Dataset entries on figures:
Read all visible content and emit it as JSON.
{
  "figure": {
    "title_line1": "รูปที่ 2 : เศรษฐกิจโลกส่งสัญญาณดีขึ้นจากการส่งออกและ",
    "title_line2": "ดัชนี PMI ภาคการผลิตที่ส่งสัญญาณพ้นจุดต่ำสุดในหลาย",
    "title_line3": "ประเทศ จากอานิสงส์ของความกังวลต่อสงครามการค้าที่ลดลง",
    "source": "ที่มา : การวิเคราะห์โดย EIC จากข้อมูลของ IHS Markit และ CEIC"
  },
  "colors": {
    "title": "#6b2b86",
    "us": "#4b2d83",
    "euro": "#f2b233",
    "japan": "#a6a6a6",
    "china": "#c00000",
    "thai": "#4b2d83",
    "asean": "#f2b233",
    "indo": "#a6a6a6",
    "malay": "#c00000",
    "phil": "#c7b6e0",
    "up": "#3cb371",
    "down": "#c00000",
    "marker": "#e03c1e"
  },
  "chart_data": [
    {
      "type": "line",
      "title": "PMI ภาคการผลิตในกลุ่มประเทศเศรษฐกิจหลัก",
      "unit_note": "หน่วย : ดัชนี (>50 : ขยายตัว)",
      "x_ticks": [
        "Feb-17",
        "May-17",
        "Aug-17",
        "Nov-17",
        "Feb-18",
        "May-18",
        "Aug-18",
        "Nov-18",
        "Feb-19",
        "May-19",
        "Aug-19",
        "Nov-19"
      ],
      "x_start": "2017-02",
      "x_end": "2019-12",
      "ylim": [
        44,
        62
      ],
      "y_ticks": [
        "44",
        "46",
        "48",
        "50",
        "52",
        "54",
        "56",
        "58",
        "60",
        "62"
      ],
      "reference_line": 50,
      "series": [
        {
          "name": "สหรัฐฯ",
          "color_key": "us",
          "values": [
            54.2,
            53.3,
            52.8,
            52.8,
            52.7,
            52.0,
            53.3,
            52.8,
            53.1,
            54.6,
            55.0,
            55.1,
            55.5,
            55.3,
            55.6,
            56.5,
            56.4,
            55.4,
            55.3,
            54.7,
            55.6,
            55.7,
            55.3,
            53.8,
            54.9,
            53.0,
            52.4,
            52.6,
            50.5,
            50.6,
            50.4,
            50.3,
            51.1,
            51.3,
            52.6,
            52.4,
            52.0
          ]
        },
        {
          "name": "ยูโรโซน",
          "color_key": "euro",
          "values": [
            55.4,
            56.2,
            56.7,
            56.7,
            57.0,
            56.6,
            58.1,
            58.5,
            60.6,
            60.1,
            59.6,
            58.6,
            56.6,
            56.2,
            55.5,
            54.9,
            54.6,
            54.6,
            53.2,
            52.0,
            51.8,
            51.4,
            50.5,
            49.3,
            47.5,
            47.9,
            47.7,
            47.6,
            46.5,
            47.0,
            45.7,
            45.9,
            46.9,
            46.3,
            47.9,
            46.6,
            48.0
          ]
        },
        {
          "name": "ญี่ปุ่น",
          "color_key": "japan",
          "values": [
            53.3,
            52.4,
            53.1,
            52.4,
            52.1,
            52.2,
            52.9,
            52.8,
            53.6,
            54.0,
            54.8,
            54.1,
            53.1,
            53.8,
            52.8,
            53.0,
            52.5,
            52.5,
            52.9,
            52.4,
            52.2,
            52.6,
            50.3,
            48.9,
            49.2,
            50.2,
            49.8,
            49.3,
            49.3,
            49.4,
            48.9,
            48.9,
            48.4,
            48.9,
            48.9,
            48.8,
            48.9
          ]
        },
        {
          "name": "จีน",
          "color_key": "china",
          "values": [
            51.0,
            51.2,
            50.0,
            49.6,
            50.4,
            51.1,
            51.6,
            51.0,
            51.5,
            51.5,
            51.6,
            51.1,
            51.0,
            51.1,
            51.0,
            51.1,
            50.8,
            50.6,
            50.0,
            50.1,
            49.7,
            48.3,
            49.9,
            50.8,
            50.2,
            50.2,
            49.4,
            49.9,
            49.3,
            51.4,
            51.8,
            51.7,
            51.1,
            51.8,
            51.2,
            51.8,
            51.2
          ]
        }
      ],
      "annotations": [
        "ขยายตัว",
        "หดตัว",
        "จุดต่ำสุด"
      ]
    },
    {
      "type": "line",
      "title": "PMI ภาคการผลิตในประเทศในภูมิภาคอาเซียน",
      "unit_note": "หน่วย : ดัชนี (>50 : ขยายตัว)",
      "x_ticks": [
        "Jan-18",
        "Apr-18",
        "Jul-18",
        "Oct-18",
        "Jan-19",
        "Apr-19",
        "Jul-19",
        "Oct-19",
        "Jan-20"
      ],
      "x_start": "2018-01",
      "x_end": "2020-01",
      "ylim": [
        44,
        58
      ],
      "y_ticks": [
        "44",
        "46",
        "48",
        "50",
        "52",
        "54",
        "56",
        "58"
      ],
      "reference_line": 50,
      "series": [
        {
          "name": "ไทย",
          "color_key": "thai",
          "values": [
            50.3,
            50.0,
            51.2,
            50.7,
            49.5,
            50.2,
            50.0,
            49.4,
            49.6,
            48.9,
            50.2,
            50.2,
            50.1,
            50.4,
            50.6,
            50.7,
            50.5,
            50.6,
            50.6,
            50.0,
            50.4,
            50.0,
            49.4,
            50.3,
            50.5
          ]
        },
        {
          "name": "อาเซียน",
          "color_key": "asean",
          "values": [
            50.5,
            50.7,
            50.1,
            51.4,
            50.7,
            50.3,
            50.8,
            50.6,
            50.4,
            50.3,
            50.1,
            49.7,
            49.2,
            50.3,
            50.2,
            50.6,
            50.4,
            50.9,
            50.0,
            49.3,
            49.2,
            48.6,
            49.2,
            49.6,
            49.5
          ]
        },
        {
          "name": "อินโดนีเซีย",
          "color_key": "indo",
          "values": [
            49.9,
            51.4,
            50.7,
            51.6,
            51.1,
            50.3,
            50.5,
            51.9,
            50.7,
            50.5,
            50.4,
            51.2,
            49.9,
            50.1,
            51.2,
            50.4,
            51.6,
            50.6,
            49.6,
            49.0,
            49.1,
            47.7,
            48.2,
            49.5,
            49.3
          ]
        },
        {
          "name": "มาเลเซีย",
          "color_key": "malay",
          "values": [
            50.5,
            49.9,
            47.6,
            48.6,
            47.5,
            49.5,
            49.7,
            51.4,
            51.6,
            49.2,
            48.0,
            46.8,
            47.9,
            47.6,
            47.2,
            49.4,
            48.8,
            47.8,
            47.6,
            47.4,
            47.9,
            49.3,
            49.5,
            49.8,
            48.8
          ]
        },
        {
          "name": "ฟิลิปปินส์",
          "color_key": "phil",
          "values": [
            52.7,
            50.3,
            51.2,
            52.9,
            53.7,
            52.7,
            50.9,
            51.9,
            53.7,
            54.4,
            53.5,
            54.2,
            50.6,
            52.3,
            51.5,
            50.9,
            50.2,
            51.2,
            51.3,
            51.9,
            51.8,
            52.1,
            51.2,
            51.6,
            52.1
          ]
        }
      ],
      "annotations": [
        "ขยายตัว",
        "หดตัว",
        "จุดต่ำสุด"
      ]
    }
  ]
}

WORK INSTRUCTIONS — Repeat the data above exactly.

FULL SOLUTION —
Read all visible content and emit it as JSON.
{
  "figure": {
    "title_line1": "รูปที่ 2 : เศรษฐกิจโลกส่งสัญญาณดีขึ้นจากการส่งออกและ",
    "title_line2": "ดัชนี PMI ภาคการผลิตที่ส่งสัญญาณพ้นจุดต่ำสุดในหลาย",
    "title_line3": "ประเทศ จากอานิสงส์ของความกังวลต่อสงครามการค้าที่ลดลง",
    "source": "ที่มา : การวิเคราะห์โดย EIC จากข้อมูลของ IHS Markit และ CEIC"
  },
  "colors": {
    "title": "#6b2b86",
    "us": "#4b2d83",
    "euro": "#f2b233",
    "japan": "#a6a6a6",
    "china": "#c00000",
    "thai": "#4b2d83",
    "asean": "#f2b233",
    "indo": "#a6a6a6",
    "malay": "#c00000",
    "phil": "#c7b6e0",
    "up": "#3cb371",
    "down": "#c00000",
    "marker": "#e03c1e"
  },
  "chart_data": [
    {
      "type": "line",
      "title": "PMI ภาคการผลิตในกลุ่มประเทศเศรษฐกิจหลัก",
      "unit_note": "หน่วย : ดัชนี (>50 : ขยายตัว)",
      "x_ticks": [
        "Feb-17",
        "May-17",
        "Aug-17",
        "Nov-17",
        "Feb-18",
        "May-18",
        "Aug-18",
        "Nov-18",
        "Feb-19",
        "May-19",
        "Aug-19",
        "Nov-19"
      ],
      "x_start": "2017-02",
      "x_end": "2019-12",
      "ylim": [
        44,
        62
      ],
      "y_ticks": [
        "44",
        "46",
        "48",
        "50",
        "52",
        "54",
        "56",
        "58",
        "60",
        "62"
      ],
      "reference_line": 50,
      "series": [
        {
          "name": "สหรัฐฯ",
          "color_key": "us",
          "values": [
            54.2,
            53.3,
            52.8,
            52.8,
            52.7,
            52.0,
            53.3,
            52.8,
            53.1,
            54.6,
            55.0,
            55.1,
            55.5,
            55.3,
            55.6,
            56.5,
            56.4,
            55.4,
            55.3,
            54.7,
            55.6,
            55.7,
            55.3,
            53.8,
            54.9,
            53.0,
            52.4,
            52.6,
            50.5,
            50.6,
            50.4,
            50.3,
            51.1,
            51.3,
            52.6,
            52.4,
            52.0
          ]
        },
        {
          "name": "ยูโรโซน",
          "color_key": "euro",
          "values": [
            55.4,
            56.2,
            56.7,
            56.7,
            57.0,
            56.6,
            58.1,
            58.5,
            60.6,
            60.1,
            59.6,
            58.6,
            56.6,
            56.2,
            55.5,
            54.9,
            54.6,
            54.6,
            53.2,
            52.0,
            51.8,
            51.4,
            50.5,
            49.3,
            47.5,
            47.9,
            47.7,
            47.6,
            46.5,
            47.0,
            45.7,
            45.9,
            46.9,
            46.3,
            47.9,
            46.6,
            48.0
          ]
        },
        {
          "name": "ญี่ปุ่น",
          "color_key": "japan",
          "values": [
            53.3,
            52.4,
            53.1,
            52.4,
            52.1,
            52.2,
            52.9,
            52.8,
            53.6,
            54.0,
            54.8,
            54.1,
            53.1,
            53.8,
            52.8,
            53.0,
            52.5,
            52.5,
            52.9,
            52.4,
            52.2,
            52.6,
            50.3,
            48.9,
            49.2,
            50.2,
            49.8,
            49.3,
            49.3,
            49.4,
            48.9,
            48.9,
            48.4,
            48.9,
            48.9,
            48.8,
            48.9
          ]
        },
        {
          "name": "จีน",
          "color_key": "china",
          "values": [
            51.0,
            51.2,
            50.0,
            49.6,
            50.4,
            51.1,
            51.6,
            51.0,
            51.5,
            51.5,
            51.6,
            51.1,
            51.0,
            51.1,
            51.0,
            51.1,
            50.8,
            50.6,
            50.0,
            50.1,
            49.7,
            48.3,
            49.9,
            50.8,
            50.2,
            50.2,
            49.4,
            49.9,
            49.3,
            51.4,
            51.8,
            51.7,
            51.1,
            51.8,
            51.2,
            51.8,
            51.2
          ]
        }
      ],
      "annotations": [
        "ขยายตัว",
        "หดตัว",
        "จุดต่ำสุด"
      ]
    },
    {
      "type": "line",
      "title": "PMI ภาคการผลิตในประเทศในภูมิภาคอาเซียน",
      "unit_note": "หน่วย : ดัชนี (>50 : ขยายตัว)",
      "x_ticks": [
        "Jan-18",
        "Apr-18",
        "Jul-18",
        "Oct-18",
        "Jan-19",
        "Apr-19",
        "Jul-19",
        "Oct-19",
        "Jan-20"
      ],
      "x_start": "2018-01",
      "x_end": "2020-01",
      "ylim": [
        44,
        58
      ],
      "y_ticks": [
        "44",
        "46",
        "48",
        "50",
        "52",
        "54",
        "56",
        "58"
      ],
      "reference_line": 50,
      "series": [
        {
          "name": "ไทย",
          "color_key": "thai",
          "values": [
            50.3,
            50.0,
            51.2,
            50.7,
            49.5,
            50.2,
            50.0,
            49.4,
            49.6,
            48.9,
            50.2,
            50.2,
            50.1,
            50.4,
            50.6,
            50.7,
            50.5,
            50.6,
            50.6,
            50.0,
            50.4,
            50.0,
            49.4,
            50.3,
            50.5
          ]
        },
        {
          "name": "อาเซียน",
          "color_key": "asean",
          "values": [
            50.5,
            50.7,
            50.1,
            51.4,
            50.7,
            50.3,
            50.8,
            50.6,
            50.4,
            50.3,
            50.1,
            49.7,
            49.2,
            50.3,
            50.2,
            50.6,
            50.4,
            50.9,
            50.0,
            49.3,
            49.2,
            48.6,
            49.2,
            49.6,
            49.5
          ]
        },
        {
          "name": "อินโดนีเซีย",
          "color_key": "indo",
          "values": [
            49.9,
            51.4,
            50.7,
            51.6,
            51.1,
            50.3,
            50.5,
            51.9,
            50.7,
            50.5,
            50.4,
            51.2,
            49.9,
            50.1,
            51.2,
            50.4,
            51.6,
            50.6,
            49.6,
            49.0,
            49.1,
            47.7,
            48.2,
            49.5,
            49.3
          ]
        },
        {
          "name": "มาเลเซีย",
          "color_key": "malay",
          "values": [
            50.5,
            49.9,
            47.6,
            48.6,
            47.5,
            49.5,
            49.7,
            51.4,
            51.6,
            49.2,
            48.0,
            46.8,
            47.9,
            47.6,
            47.2,
            49.4,
            48.8,
            47.8,
            47.6,
            47.4,
            47.9,
            49.3,
            49.5,
            49.8,
            48.8
          ]
        },
        {
          "name": "ฟิลิปปินส์",
          "color_key": "phil",
          "values": [
            52.7,
            50.3,
            51.2,
            52.9,
            53.7,
            52.7,
            50.9,
            51.9,
            53.7,
            54.4,
            53.5,
            54.2,
            50.6,
            52.3,
            51.5,
            50.9,
            50.2,
            51.2,
            51.3,
            51.9,
            51.8,
            52.1,
            51.2,
            51.6,
            52.1
          ]
        }
      ],
      "annotations": [
        "ขยายตัว",
        "หดตัว",
        "จุดต่ำสุด"
      ]
    }
  ]
}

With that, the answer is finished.